> Stored data
-*-

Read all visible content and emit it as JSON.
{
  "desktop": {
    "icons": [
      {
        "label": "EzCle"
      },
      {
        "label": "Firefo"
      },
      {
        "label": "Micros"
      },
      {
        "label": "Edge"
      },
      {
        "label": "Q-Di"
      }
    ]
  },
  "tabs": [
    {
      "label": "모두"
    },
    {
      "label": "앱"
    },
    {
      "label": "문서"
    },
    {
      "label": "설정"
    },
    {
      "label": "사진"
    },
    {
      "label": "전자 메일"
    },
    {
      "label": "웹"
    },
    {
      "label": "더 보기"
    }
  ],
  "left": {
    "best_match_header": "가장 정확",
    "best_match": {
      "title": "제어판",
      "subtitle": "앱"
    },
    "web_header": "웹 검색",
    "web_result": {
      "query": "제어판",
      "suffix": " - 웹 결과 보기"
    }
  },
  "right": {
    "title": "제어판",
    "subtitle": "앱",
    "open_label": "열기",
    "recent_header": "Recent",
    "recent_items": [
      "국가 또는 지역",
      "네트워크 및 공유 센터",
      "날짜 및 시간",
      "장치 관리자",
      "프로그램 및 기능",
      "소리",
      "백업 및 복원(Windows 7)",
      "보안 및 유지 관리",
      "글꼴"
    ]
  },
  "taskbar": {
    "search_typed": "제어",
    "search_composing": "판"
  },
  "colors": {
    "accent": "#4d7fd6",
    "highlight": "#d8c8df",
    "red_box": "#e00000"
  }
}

-*-

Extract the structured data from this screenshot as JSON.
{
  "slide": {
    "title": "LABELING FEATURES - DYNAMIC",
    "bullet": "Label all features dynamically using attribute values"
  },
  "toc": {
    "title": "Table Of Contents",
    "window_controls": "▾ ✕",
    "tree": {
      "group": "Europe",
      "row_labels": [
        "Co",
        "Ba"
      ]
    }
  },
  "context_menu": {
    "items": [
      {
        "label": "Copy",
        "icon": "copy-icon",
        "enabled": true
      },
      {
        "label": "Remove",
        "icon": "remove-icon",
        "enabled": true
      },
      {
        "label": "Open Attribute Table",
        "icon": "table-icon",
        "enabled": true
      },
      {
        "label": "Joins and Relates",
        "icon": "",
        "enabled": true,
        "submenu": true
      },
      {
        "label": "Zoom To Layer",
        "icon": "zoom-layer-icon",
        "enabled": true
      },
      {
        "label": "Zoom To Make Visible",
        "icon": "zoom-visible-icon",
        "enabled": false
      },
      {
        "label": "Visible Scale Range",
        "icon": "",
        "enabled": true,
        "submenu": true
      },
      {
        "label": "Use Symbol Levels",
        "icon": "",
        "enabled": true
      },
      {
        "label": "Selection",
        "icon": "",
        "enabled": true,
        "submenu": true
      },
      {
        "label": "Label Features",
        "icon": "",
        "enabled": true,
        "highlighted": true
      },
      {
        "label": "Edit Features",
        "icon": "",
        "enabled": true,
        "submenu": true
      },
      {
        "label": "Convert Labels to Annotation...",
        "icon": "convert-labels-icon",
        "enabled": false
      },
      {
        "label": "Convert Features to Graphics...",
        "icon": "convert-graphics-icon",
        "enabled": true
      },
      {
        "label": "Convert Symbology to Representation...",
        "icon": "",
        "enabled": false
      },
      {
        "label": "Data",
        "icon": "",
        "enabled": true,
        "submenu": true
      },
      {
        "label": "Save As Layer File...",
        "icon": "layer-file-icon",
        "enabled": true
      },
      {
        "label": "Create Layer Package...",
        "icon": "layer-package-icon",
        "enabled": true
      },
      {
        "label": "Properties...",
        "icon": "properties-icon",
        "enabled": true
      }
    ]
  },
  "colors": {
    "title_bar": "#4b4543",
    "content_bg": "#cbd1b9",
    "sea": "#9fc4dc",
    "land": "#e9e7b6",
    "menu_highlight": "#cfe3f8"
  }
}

-*-

> Stated exercise
From the entries above, collect every line with the string "JSON" in it.

> Exercise answer
Read all visible content and emit it as JSON.
Extract the structured data from this screenshot as JSON.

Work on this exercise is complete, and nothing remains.